▸ **Set problem**: Copy out only the span from the line with "Enumerate this screenshot's" to the end of the data, both ends kept, word for word.

▸ **Records supplied**:
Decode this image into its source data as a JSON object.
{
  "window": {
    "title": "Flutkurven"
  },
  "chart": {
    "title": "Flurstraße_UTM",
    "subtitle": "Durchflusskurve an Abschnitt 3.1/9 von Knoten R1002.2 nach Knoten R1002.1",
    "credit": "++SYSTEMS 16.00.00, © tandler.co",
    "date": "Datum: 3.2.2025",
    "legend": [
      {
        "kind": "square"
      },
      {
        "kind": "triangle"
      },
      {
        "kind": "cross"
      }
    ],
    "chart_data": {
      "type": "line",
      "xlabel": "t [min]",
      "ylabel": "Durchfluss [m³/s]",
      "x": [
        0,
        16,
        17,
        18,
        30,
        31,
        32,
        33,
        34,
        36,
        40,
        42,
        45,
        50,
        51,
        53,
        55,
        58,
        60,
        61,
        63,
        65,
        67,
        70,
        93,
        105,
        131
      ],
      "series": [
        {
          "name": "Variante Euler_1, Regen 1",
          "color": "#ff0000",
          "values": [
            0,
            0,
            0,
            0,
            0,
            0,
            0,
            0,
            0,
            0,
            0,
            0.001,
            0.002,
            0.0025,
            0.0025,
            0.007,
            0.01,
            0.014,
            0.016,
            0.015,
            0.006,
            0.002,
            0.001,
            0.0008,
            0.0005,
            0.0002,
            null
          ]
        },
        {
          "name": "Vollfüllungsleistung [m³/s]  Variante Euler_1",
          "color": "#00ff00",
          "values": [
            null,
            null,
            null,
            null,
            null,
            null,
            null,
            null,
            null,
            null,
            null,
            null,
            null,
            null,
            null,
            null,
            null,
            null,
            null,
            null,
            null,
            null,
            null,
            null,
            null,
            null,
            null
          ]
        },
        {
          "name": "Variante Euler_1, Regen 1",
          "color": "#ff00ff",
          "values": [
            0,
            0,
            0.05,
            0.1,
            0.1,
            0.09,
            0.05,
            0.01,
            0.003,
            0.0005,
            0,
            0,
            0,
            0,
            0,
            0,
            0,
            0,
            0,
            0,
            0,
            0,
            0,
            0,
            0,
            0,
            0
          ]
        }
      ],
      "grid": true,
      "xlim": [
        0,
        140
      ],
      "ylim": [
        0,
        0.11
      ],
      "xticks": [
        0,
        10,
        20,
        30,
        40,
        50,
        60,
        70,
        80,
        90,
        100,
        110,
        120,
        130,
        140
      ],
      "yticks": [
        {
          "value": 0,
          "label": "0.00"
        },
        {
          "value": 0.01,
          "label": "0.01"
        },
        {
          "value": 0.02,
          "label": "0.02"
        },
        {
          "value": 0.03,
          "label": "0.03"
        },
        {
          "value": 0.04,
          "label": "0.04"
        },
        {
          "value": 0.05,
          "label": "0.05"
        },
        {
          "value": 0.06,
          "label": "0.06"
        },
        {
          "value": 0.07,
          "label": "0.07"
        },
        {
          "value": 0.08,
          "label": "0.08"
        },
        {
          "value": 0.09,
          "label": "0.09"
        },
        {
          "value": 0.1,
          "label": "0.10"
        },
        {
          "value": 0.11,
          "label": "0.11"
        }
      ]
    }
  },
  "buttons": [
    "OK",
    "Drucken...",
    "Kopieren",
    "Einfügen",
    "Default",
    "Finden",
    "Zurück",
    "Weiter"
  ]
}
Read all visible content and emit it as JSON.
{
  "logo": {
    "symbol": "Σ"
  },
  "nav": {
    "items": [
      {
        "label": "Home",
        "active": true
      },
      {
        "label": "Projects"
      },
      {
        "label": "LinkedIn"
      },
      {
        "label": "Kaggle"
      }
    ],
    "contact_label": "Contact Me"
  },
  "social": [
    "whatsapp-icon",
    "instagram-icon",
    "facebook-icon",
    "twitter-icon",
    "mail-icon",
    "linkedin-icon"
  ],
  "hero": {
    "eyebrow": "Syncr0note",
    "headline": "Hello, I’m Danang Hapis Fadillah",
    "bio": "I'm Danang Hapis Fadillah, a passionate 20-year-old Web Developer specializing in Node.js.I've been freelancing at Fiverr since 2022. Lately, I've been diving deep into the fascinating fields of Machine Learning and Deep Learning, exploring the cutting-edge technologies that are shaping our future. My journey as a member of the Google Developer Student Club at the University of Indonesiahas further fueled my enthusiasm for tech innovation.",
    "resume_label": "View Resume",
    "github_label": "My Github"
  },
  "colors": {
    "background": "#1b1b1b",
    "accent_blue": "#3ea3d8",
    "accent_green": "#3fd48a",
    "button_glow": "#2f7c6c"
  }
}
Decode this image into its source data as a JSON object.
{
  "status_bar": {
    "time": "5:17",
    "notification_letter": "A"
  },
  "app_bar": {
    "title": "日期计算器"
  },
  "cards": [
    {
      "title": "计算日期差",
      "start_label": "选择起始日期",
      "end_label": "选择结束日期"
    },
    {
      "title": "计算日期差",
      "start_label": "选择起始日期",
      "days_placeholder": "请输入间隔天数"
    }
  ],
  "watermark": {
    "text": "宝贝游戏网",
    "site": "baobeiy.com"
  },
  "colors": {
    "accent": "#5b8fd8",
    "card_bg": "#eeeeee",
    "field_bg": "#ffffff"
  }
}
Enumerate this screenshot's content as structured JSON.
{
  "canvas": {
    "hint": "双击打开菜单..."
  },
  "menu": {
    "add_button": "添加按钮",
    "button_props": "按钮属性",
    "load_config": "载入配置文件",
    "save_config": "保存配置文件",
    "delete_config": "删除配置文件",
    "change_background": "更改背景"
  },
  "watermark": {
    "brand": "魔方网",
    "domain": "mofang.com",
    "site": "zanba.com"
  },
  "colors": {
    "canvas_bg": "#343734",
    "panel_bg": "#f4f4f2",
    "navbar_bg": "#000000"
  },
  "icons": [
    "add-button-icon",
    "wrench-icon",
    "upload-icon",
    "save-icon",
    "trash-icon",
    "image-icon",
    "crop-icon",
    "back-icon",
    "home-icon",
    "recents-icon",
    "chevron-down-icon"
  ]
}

▸ **Solution below**:
Enumerate this screenshot's content as structured JSON.
{
  "canvas": {
    "hint": "双击打开菜单..."
  },
  "menu": {
    "add_button": "添加按钮",
    "button_props": "按钮属性",
    "load_config": "载入配置文件",
    "save_config": "保存配置文件",
    "delete_config": "删除配置文件",
    "change_background": "更改背景"
  },
  "watermark": {
    "brand": "魔方网",
    "domain": "mofang.com",
    "site": "zanba.com"
  },
  "colors": {
    "canvas_bg": "#343734",
    "panel_bg": "#f4f4f2",
    "navbar_bg": "#000000"
  },
  "icons": [
    "add-button-icon",
    "wrench-icon",
    "upload-icon",
    "save-icon",
    "trash-icon",
    "image-icon",
    "crop-icon",
    "back-icon",
    "home-icon",
    "recents-icon",
    "chevron-down-icon"
  ]
}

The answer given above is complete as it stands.